EXERCISE. Copy the listing verbatim, excluding any images found in it.

______________________________

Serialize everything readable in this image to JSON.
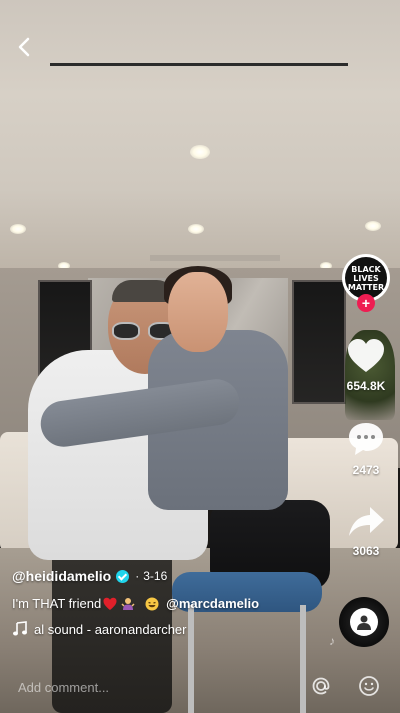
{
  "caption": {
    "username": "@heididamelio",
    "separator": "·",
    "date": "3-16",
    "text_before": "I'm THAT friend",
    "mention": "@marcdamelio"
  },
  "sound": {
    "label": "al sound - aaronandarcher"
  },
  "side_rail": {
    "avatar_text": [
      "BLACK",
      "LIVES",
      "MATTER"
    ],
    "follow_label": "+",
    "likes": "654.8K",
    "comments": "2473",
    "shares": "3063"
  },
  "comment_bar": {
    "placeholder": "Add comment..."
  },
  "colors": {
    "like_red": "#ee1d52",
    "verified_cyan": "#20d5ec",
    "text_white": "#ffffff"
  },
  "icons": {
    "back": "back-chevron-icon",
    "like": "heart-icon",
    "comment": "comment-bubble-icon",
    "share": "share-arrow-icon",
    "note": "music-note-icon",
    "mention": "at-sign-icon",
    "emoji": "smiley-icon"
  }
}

______________________________

PROBLEM SOLUTION.
Serialize everything readable in this image to JSON.
{
  "caption": {
    "username": "@heididamelio",
    "separator": "·",
    "date": "3-16",
    "text_before": "I'm THAT friend",
    "mention": "@marcdamelio"
  },
  "sound": {
    "label": "al sound - aaronandarcher"
  },
  "side_rail": {
    "avatar_text": [
      "BLACK",
      "LIVES",
      "MATTER"
    ],
    "follow_label": "+",
    "likes": "654.8K",
    "comments": "2473",
    "shares": "3063"
  },
  "comment_bar": {
    "placeholder": "Add comment..."
  },
  "colors": {
    "like_red": "#ee1d52",
    "verified_cyan": "#20d5ec",
    "text_white": "#ffffff"
  },
  "icons": {
    "back": "back-chevron-icon",
    "like": "heart-icon",
    "comment": "comment-bubble-icon",
    "share": "share-arrow-icon",
    "note": "music-note-icon",
    "mention": "at-sign-icon",
    "emoji": "smiley-icon"
  }
}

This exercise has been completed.